Copy every line with the string "image" in it.

[Data start]

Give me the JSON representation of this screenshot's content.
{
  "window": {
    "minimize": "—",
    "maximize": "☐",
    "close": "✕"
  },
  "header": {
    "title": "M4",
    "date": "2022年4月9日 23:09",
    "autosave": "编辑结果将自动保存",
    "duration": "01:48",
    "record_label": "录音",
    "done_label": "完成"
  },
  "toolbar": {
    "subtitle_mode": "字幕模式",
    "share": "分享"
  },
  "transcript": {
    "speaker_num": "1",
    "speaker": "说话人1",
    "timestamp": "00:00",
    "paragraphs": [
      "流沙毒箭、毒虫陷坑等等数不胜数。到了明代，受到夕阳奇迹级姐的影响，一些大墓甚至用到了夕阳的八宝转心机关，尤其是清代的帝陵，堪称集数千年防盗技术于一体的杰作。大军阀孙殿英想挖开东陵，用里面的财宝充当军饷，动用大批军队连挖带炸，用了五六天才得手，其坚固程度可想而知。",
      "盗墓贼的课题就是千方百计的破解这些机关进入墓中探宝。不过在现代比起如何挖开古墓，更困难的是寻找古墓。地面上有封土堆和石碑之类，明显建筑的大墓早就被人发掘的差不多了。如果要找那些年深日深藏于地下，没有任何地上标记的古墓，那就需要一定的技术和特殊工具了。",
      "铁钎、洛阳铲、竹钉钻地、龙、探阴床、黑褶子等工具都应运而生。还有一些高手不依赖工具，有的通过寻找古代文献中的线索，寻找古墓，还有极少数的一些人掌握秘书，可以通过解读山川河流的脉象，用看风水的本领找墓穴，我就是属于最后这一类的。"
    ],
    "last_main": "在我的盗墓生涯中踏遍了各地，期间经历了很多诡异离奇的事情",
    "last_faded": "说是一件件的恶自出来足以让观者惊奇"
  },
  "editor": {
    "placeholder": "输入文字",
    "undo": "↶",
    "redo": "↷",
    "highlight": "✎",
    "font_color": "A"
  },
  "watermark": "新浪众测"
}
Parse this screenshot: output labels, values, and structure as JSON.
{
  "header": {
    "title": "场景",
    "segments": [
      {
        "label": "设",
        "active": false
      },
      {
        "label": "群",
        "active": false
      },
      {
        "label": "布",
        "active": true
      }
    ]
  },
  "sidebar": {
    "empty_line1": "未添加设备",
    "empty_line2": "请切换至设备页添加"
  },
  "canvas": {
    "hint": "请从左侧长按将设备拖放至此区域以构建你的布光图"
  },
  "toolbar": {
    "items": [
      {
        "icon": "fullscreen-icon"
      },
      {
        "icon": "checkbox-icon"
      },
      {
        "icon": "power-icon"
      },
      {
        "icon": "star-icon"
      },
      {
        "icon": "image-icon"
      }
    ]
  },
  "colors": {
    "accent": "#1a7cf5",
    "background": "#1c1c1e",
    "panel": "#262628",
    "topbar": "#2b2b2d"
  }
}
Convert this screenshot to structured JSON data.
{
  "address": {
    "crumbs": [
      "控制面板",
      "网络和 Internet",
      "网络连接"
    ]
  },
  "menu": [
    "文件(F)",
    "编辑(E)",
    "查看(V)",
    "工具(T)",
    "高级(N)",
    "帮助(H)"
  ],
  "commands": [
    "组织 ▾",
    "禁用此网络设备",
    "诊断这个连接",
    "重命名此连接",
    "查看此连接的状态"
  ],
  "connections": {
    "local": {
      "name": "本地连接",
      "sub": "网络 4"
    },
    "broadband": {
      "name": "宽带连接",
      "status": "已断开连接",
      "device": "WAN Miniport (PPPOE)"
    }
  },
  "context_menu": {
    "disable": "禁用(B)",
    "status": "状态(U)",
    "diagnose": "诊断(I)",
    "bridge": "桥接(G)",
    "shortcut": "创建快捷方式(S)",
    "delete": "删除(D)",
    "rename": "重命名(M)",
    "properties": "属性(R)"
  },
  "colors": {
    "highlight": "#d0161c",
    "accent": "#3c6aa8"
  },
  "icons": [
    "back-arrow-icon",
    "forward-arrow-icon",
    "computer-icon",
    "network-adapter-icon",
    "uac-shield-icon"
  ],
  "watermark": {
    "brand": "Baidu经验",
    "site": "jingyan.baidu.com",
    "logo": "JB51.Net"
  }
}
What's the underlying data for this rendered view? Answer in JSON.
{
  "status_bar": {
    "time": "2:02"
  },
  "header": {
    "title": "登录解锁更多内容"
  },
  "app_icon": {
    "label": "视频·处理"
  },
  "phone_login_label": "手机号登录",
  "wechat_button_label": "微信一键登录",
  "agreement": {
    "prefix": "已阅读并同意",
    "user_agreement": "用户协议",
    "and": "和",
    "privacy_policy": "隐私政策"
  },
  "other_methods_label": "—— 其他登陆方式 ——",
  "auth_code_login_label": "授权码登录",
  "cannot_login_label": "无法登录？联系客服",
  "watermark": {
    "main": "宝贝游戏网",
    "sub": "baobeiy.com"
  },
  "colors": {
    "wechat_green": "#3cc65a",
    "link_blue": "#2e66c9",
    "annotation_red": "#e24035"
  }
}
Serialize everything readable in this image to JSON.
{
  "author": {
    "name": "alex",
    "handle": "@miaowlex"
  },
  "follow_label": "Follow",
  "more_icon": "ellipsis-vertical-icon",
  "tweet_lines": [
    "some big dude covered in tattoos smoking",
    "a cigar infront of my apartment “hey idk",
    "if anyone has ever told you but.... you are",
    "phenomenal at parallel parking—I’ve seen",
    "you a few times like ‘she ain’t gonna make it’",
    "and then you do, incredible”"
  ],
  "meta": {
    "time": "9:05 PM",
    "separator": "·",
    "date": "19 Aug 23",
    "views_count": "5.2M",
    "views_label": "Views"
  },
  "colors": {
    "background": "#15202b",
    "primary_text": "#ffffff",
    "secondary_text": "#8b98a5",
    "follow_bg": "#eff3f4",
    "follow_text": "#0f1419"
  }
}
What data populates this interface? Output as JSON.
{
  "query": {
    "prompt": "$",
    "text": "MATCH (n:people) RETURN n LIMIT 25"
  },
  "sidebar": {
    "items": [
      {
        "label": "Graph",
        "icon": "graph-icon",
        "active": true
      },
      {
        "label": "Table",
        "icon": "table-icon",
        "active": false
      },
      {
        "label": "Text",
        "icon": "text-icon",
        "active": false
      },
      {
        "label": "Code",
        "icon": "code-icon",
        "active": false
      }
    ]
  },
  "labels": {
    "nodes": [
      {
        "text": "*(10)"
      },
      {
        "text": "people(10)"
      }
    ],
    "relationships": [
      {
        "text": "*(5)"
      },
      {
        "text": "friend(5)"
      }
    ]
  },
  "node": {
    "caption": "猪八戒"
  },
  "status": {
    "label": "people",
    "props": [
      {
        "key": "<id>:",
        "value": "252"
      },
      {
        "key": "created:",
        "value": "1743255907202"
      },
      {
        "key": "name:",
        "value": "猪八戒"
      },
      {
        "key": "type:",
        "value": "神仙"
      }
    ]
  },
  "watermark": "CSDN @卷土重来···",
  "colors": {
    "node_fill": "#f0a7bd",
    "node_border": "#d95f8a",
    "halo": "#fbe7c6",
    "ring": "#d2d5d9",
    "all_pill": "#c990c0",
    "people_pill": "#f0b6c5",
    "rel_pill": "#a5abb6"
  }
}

[Data end]

Solution for this task —
        "icon": "image-icon"
Serialize everything readable in this image to JSON.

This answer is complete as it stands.